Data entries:

——

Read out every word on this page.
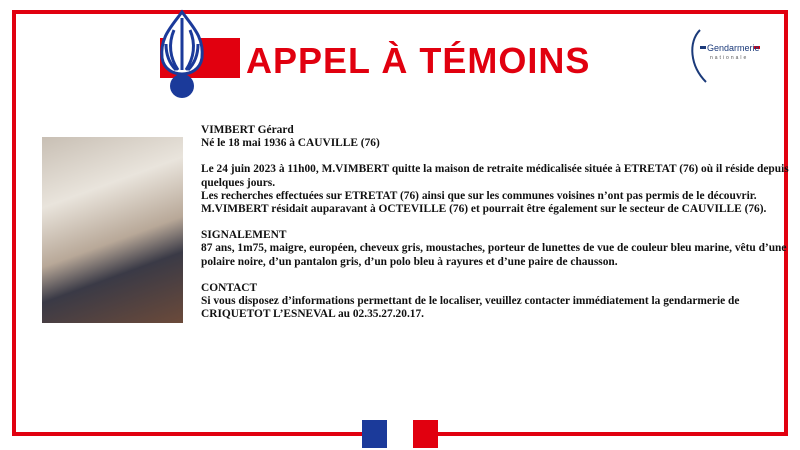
APPEL À TÉMOINS	Gendarmerie
nationale

VIMBERT Gérard
Né le 18 mai 1936 à CAUVILLE (76)

Le 24 juin 2023 à 11h00, M.VIMBERT quitte la maison de retraite médicalisée située à ETRETAT (76) où il réside depuis quelques jours.
Les recherches effectuées sur ETRETAT (76) ainsi que sur les communes voisines n’ont pas permis de le découvrir.
M.VIMBERT résidait auparavant à OCTEVILLE (76) et pourrait être également sur le secteur de CAUVILLE (76).

SIGNALEMENT
87 ans, 1m75, maigre, européen, cheveux gris, moustaches, porteur de lunettes de vue de couleur bleu marine, vêtu d’une polaire noire, d’un pantalon gris, d’un polo bleu à rayures et d’une paire de chausson.

CONTACT
Si vous disposez d’informations permettant de le localiser, veuillez contacter immédiatement la gendarmerie de CRIQUETOT L’ESNEVAL au 02.35.27.20.17.
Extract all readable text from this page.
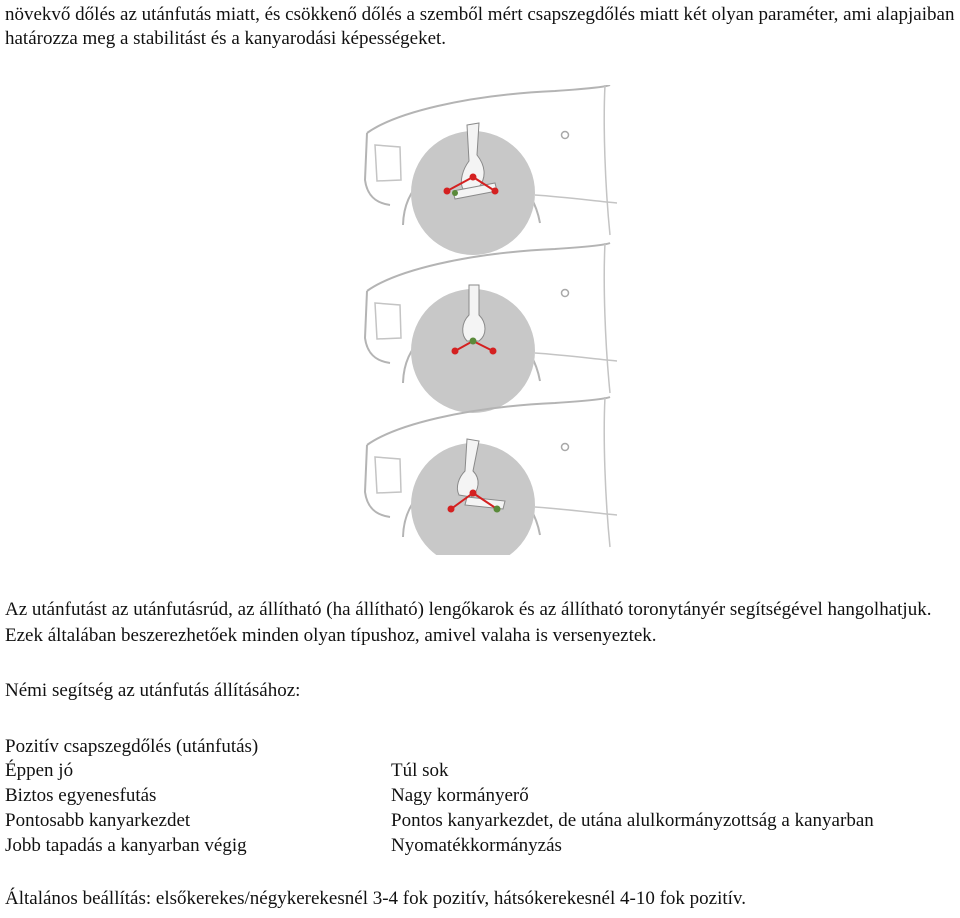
növekvő dőlés az utánfutás miatt, és csökkenő dőlés a szemből mért csapszegdőlés miatt két olyan paraméter, ami alapjaiban határozza meg a stabilitást és a kanyarodási képességeket.

Az utánfutást az utánfutásrúd, az állítható (ha állítható) lengőkarok és az állítható toronytányér segítségével hangolhatjuk. Ezek általában beszerezhetőek minden olyan típushoz, amivel valaha is versenyeztek.

Némi segítség az utánfutás állításához:

Pozitív csapszegdőlés (utánfutás)
Éppen jó
Biztos egyenesfutás
Pontosabb kanyarkezdet
Jobb tapadás a kanyarban végig
Túl sok
Nagy kormányerő
Pontos kanyarkezdet, de utána alulkormányzottság a kanyarban
Nyomatékkormányzás

Általános beállítás: elsőkerekes/négykerekesnél 3-4 fok pozitív, hátsókerekesnél 4-10 fok pozitív.
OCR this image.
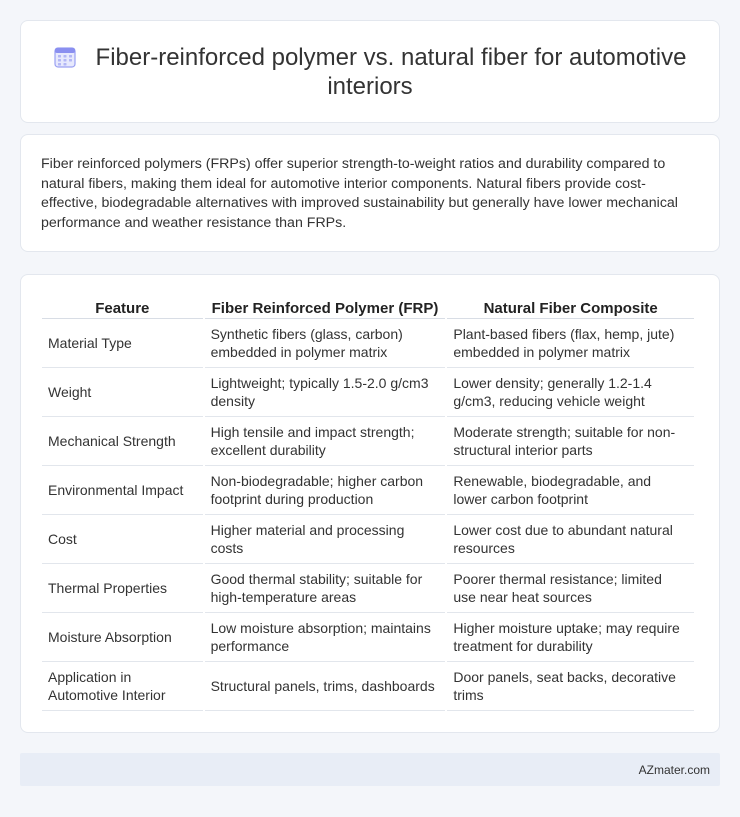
Fiber-reinforced polymer vs. natural fiber for automotive interiors

Fiber reinforced polymers (FRPs) offer superior strength-to-weight ratios and durability compared to natural fibers, making them ideal for automotive interior components. Natural fibers provide cost-effective, biodegradable alternatives with improved sustainability but generally have lower mechanical performance and weather resistance than FRPs.

Feature	Fiber Reinforced Polymer (FRP)	Natural Fiber Composite
Material Type	Synthetic fibers (glass, carbon) embedded in polymer matrix	Plant-based fibers (flax, hemp, jute) embedded in polymer matrix
Weight	Lightweight; typically 1.5-2.0 g/cm3 density	Lower density; generally 1.2-1.4 g/cm3, reducing vehicle weight
Mechanical Strength	High tensile and impact strength; excellent durability	Moderate strength; suitable for non-structural interior parts
Environmental Impact	Non-biodegradable; higher carbon footprint during production	Renewable, biodegradable, and lower carbon footprint
Cost	Higher material and processing costs	Lower cost due to abundant natural resources
Thermal Properties	Good thermal stability; suitable for high-temperature areas	Poorer thermal resistance; limited use near heat sources
Moisture Absorption	Low moisture absorption; maintains performance	Higher moisture uptake; may require treatment for durability
Application in Automotive Interior	Structural panels, trims, dashboards	Door panels, seat backs, decorative trims
AZmater.com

——

*TO BE DONE*:
Please repeat the entries exactly. Do not include the pictures.

*PROBLEM SOLUTION*:
Read out every word on this page.
APPEL À TÉMOINS	Gendarmerie
nationale

VIMBERT Gérard
Né le 18 mai 1936 à CAUVILLE (76)

Le 24 juin 2023 à 11h00, M.VIMBERT quitte la maison de retraite médicalisée située à ETRETAT (76) où il réside depuis quelques jours.
Les recherches effectuées sur ETRETAT (76) ainsi que sur les communes voisines n’ont pas permis de le découvrir.
M.VIMBERT résidait auparavant à OCTEVILLE (76) et pourrait être également sur le secteur de CAUVILLE (76).

SIGNALEMENT
87 ans, 1m75, maigre, européen, cheveux gris, moustaches, porteur de lunettes de vue de couleur bleu marine, vêtu d’une polaire noire, d’un pantalon gris, d’un polo bleu à rayures et d’une paire de chausson.

CONTACT
Si vous disposez d’informations permettant de le localiser, veuillez contacter immédiatement la gendarmerie de CRIQUETOT L’ESNEVAL au 02.35.27.20.17.
Extract all readable text from this page.
növekvő dőlés az utánfutás miatt, és csökkenő dőlés a szemből mért csapszegdőlés miatt két olyan paraméter, ami alapjaiban határozza meg a stabilitást és a kanyarodási képességeket.

Az utánfutást az utánfutásrúd, az állítható (ha állítható) lengőkarok és az állítható toronytányér segítségével hangolhatjuk. Ezek általában beszerezhetőek minden olyan típushoz, amivel valaha is versenyeztek.

Némi segítség az utánfutás állításához:

Pozitív csapszegdőlés (utánfutás)
Éppen jó
Biztos egyenesfutás
Pontosabb kanyarkezdet
Jobb tapadás a kanyarban végig
Túl sok
Nagy kormányerő
Pontos kanyarkezdet, de utána alulkormányzottság a kanyarban
Nyomatékkormányzás

Általános beállítás: elsőkerekes/négykerekesnél 3-4 fok pozitív, hátsókerekesnél 4-10 fok pozitív.
OCR this image.
Fiber-reinforced polymer vs. natural fiber for automotive interiors

Fiber reinforced polymers (FRPs) offer superior strength-to-weight ratios and durability compared to natural fibers, making them ideal for automotive interior components. Natural fibers provide cost-effective, biodegradable alternatives with improved sustainability but generally have lower mechanical performance and weather resistance than FRPs.

Feature	Fiber Reinforced Polymer (FRP)	Natural Fiber Composite
Material Type	Synthetic fibers (glass, carbon) embedded in polymer matrix	Plant-based fibers (flax, hemp, jute) embedded in polymer matrix
Weight	Lightweight; typically 1.5-2.0 g/cm3 density	Lower density; generally 1.2-1.4 g/cm3, reducing vehicle weight
Mechanical Strength	High tensile and impact strength; excellent durability	Moderate strength; suitable for non-structural interior parts
Environmental Impact	Non-biodegradable; higher carbon footprint during production	Renewable, biodegradable, and lower carbon footprint
Cost	Higher material and processing costs	Lower cost due to abundant natural resources
Thermal Properties	Good thermal stability; suitable for high-temperature areas	Poorer thermal resistance; limited use near heat sources
Moisture Absorption	Low moisture absorption; maintains performance	Higher moisture uptake; may require treatment for durability
Application in Automotive Interior	Structural panels, trims, dashboards	Door panels, seat backs, decorative trims
AZmater.com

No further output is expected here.